Task requirements -
Say how many lines in the data below contain the word "marker", and give no other text.

Supplied entries -
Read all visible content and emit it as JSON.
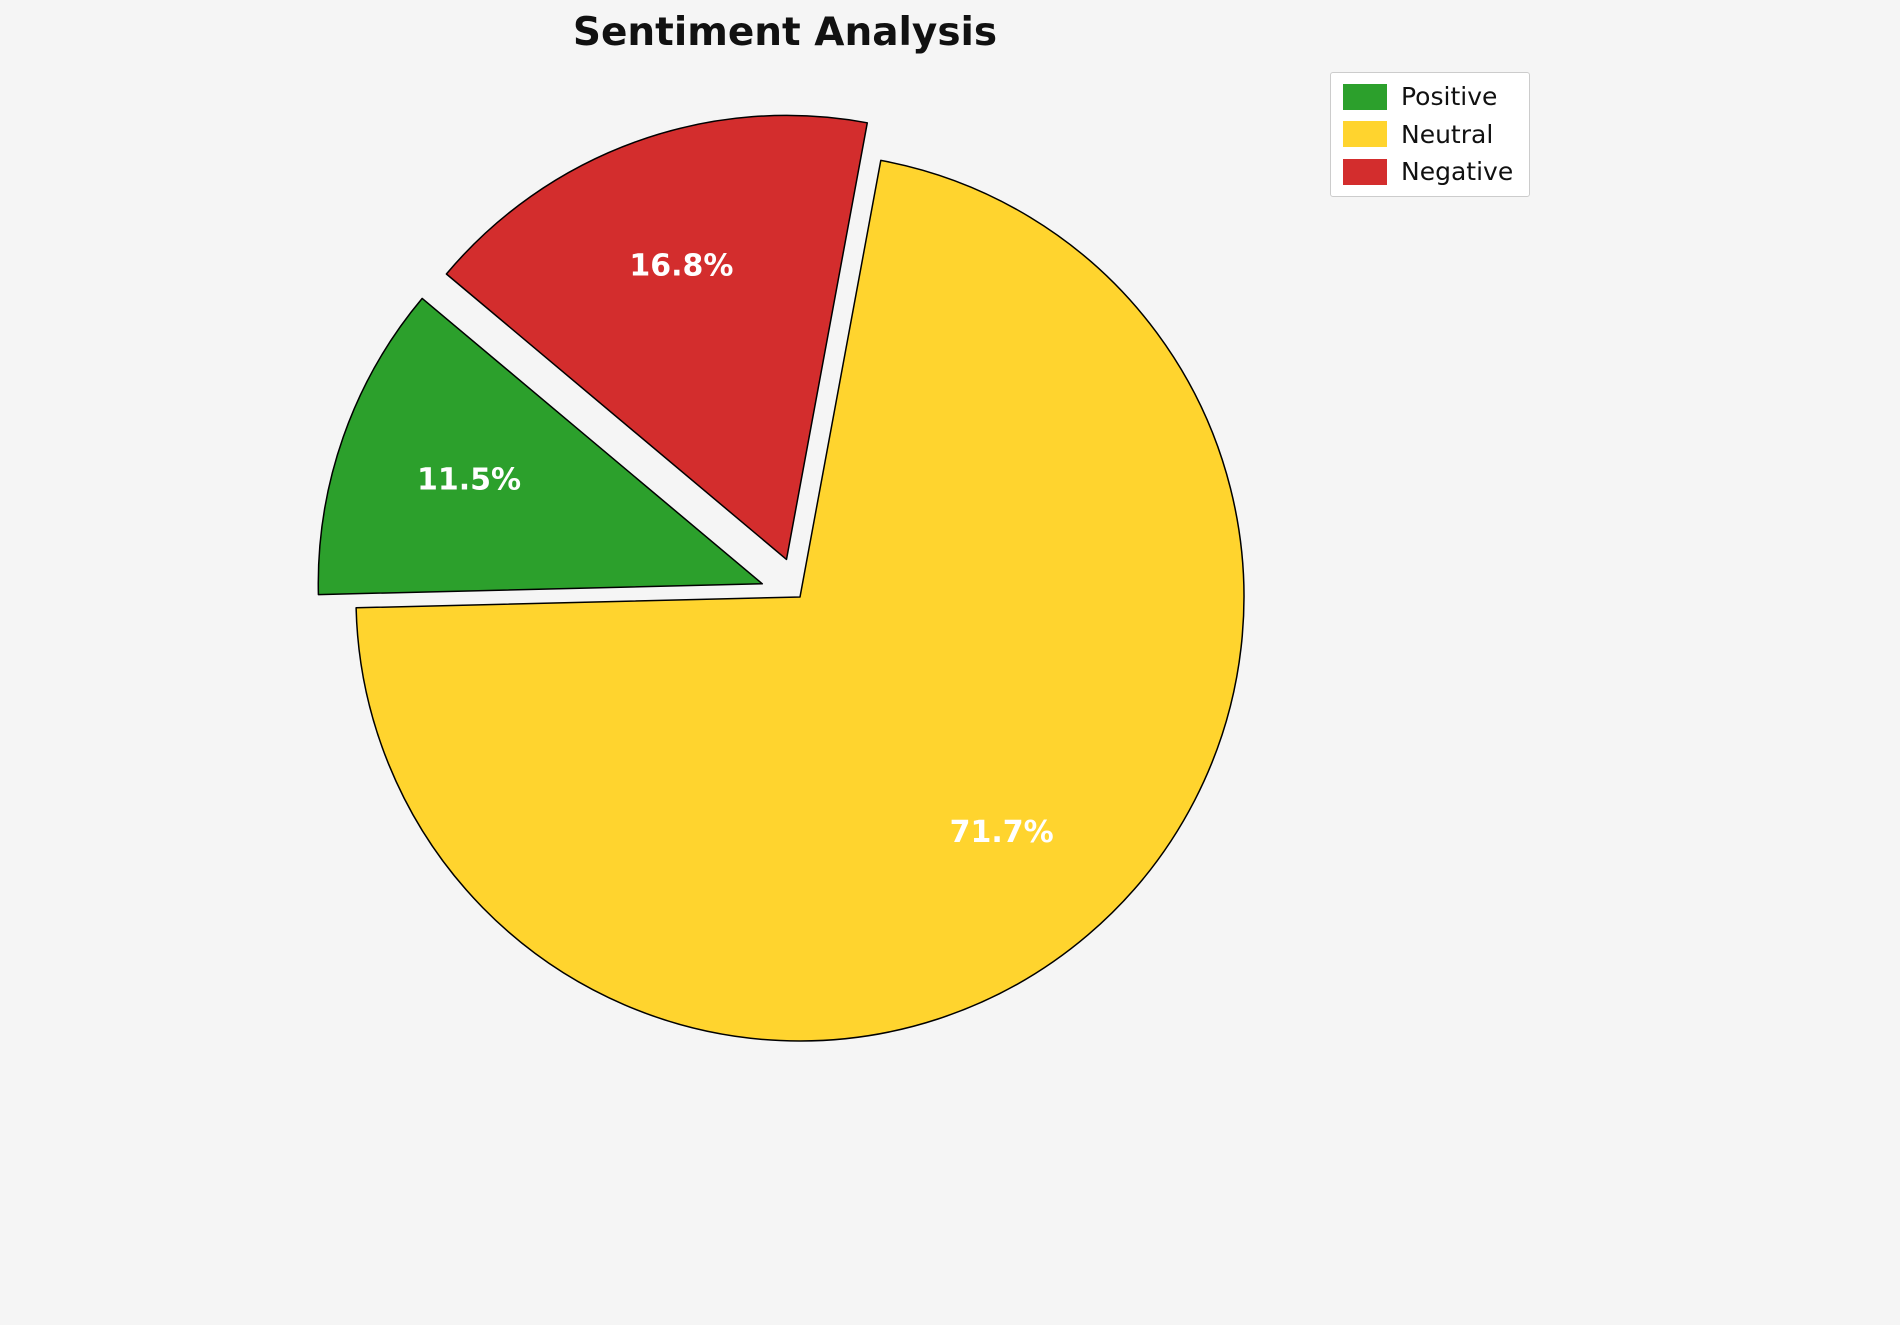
{
  "chart_data": {
    "type": "pie",
    "title": "Sentiment Analysis",
    "labels": [
      "Positive",
      "Neutral",
      "Negative"
    ],
    "values": [
      11.5,
      71.7,
      16.8
    ],
    "pct_labels": [
      "11.5%",
      "71.7%",
      "16.8%"
    ],
    "colors": [
      "#2CA02C",
      "#FFD42E",
      "#D32D2D"
    ],
    "edge_color": "#000000",
    "background": "#f5f5f5",
    "start_angle": 140,
    "counterclockwise": true,
    "explode": [
      0.09,
      0,
      0.09
    ],
    "pct_distance": 0.7,
    "legend": {
      "position": "upper right",
      "entries": [
        "Positive",
        "Neutral",
        "Negative"
      ]
    }
  }
}
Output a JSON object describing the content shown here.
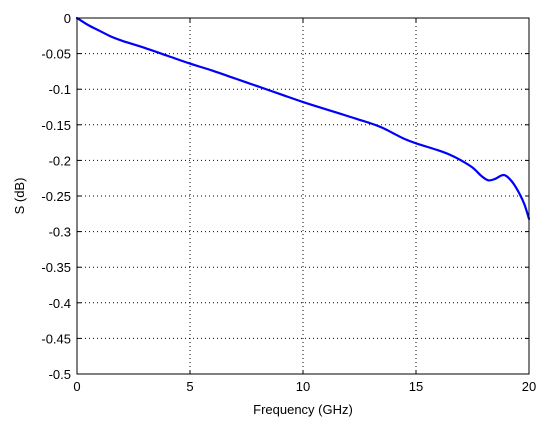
{
  "chart_data": {
    "type": "line",
    "xlabel": "Frequency (GHz)",
    "ylabel": "S (dB)",
    "xlim": [
      0,
      20
    ],
    "ylim": [
      -0.5,
      0
    ],
    "grid": true,
    "xticks": [
      0,
      5,
      10,
      15,
      20
    ],
    "xtick_labels": [
      "0",
      "5",
      "10",
      "15",
      "20"
    ],
    "yticks": [
      0,
      -0.05,
      -0.1,
      -0.15,
      -0.2,
      -0.25,
      -0.3,
      -0.35,
      -0.4,
      -0.45,
      -0.5
    ],
    "ytick_labels": [
      "0",
      "-0.05",
      "-0.1",
      "-0.15",
      "-0.2",
      "-0.25",
      "-0.3",
      "-0.35",
      "-0.4",
      "-0.45",
      "-0.5"
    ],
    "series": [
      {
        "color": "#0000ff",
        "x": [
          0,
          0.5,
          1,
          1.5,
          2,
          3,
          4,
          5,
          6,
          7,
          8,
          9,
          10,
          11,
          12,
          13,
          13.5,
          14,
          14.5,
          15,
          16,
          16.5,
          17,
          17.5,
          17.9,
          18.2,
          18.5,
          18.8,
          19.0,
          19.3,
          19.6,
          19.8,
          20
        ],
        "y": [
          0,
          -0.01,
          -0.018,
          -0.026,
          -0.032,
          -0.042,
          -0.053,
          -0.064,
          -0.074,
          -0.085,
          -0.096,
          -0.107,
          -0.118,
          -0.128,
          -0.138,
          -0.148,
          -0.154,
          -0.162,
          -0.17,
          -0.176,
          -0.186,
          -0.192,
          -0.2,
          -0.21,
          -0.222,
          -0.228,
          -0.226,
          -0.221,
          -0.222,
          -0.232,
          -0.248,
          -0.262,
          -0.282
        ]
      }
    ]
  }
}
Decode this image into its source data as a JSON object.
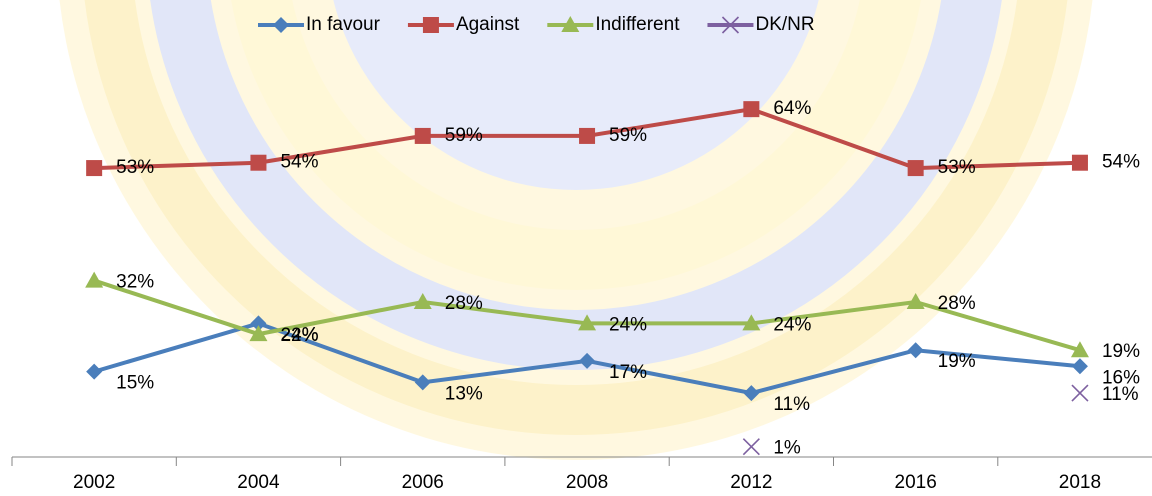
{
  "chart_data": {
    "type": "line",
    "categories": [
      "2002",
      "2004",
      "2006",
      "2008",
      "2012",
      "2016",
      "2018"
    ],
    "series": [
      {
        "name": "In favour",
        "color": "#4a7ebb",
        "marker": "diamond",
        "values": [
          15,
          24,
          13,
          17,
          11,
          19,
          16
        ],
        "value_labels": [
          "15%",
          "24%",
          "13%",
          "17%",
          "11%",
          "19%",
          "16%"
        ]
      },
      {
        "name": "Against",
        "color": "#be4b48",
        "marker": "square",
        "values": [
          53,
          54,
          59,
          59,
          64,
          53,
          54
        ],
        "value_labels": [
          "53%",
          "54%",
          "59%",
          "59%",
          "64%",
          "53%",
          "54%"
        ]
      },
      {
        "name": "Indifferent",
        "color": "#98b954",
        "marker": "triangle",
        "values": [
          32,
          22,
          28,
          24,
          24,
          28,
          19
        ],
        "value_labels": [
          "32%",
          "22%",
          "28%",
          "24%",
          "24%",
          "28%",
          "19%"
        ]
      },
      {
        "name": "DK/NR",
        "color": "#7d60a0",
        "marker": "x",
        "values": [
          null,
          null,
          null,
          null,
          1,
          null,
          11
        ],
        "value_labels": [
          null,
          null,
          null,
          null,
          "1%",
          null,
          "11%"
        ]
      }
    ],
    "ylim": [
      0,
      70
    ],
    "legend": "top"
  }
}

Task response -
4